[SET EXERCISE]: Lines that contain the string "true" are to be copied; leave out all others.

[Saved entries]

☆ ☆ ☆

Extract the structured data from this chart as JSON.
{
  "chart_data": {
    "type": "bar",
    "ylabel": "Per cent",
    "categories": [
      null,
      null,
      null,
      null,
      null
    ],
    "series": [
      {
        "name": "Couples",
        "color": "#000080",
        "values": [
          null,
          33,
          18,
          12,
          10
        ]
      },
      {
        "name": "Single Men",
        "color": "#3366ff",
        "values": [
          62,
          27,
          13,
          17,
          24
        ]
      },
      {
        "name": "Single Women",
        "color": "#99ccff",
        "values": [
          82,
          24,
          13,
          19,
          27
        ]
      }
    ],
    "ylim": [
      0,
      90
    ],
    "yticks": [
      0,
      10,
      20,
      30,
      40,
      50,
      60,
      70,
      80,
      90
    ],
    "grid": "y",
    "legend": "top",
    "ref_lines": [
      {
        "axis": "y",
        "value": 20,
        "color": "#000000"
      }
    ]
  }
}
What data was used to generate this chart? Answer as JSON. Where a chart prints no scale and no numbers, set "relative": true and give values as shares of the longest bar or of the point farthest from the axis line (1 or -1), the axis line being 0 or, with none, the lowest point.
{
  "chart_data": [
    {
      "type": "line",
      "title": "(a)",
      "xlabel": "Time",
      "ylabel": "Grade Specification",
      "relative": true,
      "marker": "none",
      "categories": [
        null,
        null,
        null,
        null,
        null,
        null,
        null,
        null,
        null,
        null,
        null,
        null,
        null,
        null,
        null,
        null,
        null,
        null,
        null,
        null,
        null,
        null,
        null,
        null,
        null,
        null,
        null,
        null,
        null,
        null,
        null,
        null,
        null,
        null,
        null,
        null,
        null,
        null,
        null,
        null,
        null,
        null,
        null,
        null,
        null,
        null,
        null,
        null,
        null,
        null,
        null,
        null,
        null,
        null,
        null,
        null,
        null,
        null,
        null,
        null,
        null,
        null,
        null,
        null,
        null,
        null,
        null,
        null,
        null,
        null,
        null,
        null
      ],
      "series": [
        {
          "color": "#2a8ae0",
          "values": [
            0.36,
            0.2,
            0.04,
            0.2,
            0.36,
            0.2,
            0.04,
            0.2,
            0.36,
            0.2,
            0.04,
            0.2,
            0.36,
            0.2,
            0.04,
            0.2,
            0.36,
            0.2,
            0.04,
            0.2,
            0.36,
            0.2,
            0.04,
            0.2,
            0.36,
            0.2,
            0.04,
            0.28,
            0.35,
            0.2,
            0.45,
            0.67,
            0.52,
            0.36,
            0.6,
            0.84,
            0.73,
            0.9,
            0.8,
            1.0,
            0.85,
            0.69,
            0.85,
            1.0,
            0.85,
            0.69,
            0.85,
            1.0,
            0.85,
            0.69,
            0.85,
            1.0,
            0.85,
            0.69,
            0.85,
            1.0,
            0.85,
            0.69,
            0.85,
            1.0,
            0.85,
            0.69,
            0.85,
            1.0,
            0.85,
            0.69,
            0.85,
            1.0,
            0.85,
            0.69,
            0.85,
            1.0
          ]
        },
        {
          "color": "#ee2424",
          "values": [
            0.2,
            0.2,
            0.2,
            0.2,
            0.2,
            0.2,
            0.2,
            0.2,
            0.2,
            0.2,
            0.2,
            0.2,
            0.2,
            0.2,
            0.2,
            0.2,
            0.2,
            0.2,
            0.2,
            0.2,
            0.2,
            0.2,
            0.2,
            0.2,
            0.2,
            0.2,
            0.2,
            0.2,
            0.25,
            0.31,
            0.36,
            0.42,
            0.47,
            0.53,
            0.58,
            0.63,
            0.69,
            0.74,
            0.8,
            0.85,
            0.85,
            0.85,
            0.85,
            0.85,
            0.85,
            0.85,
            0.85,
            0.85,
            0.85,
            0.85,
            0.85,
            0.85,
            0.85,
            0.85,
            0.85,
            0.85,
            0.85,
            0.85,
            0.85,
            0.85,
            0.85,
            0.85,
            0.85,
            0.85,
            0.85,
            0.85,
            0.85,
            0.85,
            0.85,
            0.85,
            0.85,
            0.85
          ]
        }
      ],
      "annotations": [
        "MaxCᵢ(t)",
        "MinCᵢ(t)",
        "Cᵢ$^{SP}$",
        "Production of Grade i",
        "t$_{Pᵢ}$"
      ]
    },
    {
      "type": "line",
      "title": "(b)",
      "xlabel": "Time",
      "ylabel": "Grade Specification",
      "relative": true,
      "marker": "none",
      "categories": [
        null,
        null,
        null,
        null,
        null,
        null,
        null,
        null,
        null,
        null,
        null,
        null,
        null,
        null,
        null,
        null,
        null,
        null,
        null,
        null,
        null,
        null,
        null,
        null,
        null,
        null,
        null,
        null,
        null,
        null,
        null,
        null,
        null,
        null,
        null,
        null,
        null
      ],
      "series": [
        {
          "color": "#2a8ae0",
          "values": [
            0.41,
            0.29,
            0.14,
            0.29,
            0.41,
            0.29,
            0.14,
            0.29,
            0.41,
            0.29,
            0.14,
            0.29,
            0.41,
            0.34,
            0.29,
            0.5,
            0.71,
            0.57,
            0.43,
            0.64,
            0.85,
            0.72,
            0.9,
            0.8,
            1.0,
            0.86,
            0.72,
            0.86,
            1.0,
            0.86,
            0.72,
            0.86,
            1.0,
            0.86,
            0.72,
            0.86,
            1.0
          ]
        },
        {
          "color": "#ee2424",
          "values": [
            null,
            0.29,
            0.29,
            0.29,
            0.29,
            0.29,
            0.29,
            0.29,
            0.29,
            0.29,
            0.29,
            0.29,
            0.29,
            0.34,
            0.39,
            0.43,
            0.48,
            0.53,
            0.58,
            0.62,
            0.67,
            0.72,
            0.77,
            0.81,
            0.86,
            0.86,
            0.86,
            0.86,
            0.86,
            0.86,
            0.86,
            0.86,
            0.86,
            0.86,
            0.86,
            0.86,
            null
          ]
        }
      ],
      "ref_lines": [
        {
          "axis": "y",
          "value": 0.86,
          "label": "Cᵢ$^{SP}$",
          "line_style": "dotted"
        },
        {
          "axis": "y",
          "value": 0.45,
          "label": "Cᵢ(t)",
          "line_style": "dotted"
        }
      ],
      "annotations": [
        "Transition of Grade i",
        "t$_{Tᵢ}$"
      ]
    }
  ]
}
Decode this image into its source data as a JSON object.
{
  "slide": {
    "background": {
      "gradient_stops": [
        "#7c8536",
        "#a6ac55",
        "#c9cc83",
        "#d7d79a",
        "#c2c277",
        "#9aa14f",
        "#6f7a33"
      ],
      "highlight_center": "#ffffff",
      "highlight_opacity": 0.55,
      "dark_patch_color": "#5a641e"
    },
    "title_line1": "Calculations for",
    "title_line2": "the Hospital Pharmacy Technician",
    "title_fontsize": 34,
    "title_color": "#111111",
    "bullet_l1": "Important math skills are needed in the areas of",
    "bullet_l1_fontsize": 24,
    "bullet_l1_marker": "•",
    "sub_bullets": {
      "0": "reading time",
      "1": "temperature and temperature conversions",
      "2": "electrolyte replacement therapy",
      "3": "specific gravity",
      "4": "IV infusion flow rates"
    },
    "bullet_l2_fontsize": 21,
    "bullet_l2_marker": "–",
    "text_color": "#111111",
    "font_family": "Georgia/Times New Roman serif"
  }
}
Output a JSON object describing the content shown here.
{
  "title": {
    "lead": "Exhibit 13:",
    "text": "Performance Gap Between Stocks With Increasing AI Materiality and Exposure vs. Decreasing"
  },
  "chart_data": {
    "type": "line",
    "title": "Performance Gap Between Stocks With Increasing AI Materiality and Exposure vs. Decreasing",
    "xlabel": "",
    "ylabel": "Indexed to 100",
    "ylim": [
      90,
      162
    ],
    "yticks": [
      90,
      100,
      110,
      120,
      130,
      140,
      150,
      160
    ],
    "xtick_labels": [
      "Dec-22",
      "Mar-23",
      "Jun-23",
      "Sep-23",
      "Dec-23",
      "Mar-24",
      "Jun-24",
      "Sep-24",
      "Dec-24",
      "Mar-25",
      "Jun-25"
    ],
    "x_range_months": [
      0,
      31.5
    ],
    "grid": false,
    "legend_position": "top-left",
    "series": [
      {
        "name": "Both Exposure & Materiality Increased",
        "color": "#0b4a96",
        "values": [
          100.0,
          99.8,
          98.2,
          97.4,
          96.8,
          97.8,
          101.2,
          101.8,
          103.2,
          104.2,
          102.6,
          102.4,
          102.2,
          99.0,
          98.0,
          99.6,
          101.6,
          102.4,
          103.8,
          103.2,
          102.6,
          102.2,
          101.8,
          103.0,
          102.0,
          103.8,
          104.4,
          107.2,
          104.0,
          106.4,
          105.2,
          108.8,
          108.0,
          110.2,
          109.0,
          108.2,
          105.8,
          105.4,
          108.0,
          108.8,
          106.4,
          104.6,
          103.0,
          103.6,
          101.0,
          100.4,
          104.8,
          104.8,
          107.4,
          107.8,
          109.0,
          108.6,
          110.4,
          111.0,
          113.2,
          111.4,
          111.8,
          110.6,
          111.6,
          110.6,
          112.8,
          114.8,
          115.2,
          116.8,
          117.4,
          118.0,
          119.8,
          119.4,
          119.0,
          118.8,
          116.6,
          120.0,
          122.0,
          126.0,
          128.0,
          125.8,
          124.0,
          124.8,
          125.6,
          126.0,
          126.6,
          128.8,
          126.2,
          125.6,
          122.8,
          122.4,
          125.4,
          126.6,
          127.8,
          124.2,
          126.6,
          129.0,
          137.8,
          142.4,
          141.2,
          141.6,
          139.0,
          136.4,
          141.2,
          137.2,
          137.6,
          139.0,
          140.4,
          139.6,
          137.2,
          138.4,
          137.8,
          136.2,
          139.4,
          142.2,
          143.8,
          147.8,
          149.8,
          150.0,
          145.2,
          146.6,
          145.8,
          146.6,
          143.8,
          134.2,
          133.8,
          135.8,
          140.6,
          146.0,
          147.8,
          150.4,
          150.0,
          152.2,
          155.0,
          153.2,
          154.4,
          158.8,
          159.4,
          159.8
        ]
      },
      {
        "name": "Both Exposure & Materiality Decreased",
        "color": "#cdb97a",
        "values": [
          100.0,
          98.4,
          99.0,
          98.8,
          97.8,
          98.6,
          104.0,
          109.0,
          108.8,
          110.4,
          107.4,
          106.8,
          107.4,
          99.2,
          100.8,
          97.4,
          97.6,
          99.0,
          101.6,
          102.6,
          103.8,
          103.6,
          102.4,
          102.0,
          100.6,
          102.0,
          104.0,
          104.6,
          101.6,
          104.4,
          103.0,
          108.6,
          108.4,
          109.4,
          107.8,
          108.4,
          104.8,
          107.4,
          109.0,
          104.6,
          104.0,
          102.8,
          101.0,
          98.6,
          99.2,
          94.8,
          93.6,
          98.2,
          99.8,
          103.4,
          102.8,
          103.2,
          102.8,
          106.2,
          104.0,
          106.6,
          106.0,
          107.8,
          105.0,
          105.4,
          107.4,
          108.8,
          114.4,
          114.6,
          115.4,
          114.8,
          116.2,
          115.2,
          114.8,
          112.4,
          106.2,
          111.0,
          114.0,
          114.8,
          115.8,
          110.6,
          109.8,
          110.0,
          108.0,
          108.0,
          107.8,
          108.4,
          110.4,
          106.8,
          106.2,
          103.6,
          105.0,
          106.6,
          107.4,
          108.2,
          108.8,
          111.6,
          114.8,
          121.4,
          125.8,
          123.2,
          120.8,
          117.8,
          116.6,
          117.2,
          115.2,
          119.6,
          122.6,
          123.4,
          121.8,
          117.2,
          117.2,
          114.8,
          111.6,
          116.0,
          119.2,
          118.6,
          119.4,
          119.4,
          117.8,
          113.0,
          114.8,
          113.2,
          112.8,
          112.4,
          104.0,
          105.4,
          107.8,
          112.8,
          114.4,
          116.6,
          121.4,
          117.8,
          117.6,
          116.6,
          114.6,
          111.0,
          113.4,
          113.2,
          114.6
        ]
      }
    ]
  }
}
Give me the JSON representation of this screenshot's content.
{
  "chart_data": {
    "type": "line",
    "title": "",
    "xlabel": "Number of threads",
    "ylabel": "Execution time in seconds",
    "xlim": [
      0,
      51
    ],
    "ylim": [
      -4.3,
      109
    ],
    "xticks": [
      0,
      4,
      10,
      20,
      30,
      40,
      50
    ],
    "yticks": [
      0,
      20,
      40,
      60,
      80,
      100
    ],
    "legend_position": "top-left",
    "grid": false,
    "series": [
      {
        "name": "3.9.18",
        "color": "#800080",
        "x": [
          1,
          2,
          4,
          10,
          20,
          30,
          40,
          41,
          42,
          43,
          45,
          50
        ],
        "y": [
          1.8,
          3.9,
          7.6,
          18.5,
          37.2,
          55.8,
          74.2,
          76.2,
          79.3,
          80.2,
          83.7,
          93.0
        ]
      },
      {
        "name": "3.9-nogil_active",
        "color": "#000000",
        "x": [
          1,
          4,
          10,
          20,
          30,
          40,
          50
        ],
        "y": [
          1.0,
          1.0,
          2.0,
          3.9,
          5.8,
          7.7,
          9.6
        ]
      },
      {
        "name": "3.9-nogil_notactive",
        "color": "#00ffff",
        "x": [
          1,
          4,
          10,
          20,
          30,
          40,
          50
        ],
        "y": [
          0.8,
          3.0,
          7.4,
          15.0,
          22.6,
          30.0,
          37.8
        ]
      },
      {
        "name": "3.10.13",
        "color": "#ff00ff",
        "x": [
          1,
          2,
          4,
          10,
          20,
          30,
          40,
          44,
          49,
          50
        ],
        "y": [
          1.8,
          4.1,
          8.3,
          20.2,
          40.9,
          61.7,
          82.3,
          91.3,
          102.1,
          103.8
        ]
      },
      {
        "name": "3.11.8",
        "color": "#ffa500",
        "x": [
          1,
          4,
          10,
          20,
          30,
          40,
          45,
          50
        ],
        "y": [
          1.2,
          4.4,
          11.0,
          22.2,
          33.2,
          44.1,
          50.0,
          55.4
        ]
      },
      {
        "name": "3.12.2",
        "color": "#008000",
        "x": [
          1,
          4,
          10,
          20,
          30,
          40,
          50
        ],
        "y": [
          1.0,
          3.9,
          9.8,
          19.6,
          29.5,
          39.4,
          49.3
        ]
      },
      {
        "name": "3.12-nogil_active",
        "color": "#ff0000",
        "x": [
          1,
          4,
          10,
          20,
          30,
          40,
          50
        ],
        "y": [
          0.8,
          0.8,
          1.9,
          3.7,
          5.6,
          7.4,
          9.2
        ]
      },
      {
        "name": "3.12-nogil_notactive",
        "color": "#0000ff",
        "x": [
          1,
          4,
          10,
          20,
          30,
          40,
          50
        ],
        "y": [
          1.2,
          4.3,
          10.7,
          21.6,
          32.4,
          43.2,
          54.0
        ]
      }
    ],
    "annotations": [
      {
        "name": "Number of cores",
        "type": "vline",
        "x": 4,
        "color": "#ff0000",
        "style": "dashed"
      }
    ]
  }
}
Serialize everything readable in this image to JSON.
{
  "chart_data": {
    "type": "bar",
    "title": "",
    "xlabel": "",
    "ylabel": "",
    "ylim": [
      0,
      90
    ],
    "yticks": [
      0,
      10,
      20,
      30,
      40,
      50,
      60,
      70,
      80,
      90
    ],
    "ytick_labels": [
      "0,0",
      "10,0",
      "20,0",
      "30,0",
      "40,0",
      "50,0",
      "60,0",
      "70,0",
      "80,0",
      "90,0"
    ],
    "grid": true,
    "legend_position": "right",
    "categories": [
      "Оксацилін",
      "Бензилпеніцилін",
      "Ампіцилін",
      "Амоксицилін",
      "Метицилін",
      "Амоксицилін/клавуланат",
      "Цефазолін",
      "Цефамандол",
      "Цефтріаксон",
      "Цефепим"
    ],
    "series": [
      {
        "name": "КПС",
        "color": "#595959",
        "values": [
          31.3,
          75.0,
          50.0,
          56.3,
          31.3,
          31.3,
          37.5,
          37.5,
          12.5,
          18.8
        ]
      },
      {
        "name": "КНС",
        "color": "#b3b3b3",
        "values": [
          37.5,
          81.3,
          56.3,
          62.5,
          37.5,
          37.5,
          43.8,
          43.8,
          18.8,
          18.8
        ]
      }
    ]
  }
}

☆ ☆ ☆

[ANSWER]:
What data was used to generate this chart? Answer as JSON. Where a chart prints no scale and no numbers, set "relative": true and give values as shares of the longest bar or of the point farthest from the axis line (1 or -1), the axis line being 0 or, with none, the lowest point.
      "relative": true,
      "relative": true,
    "grid": true,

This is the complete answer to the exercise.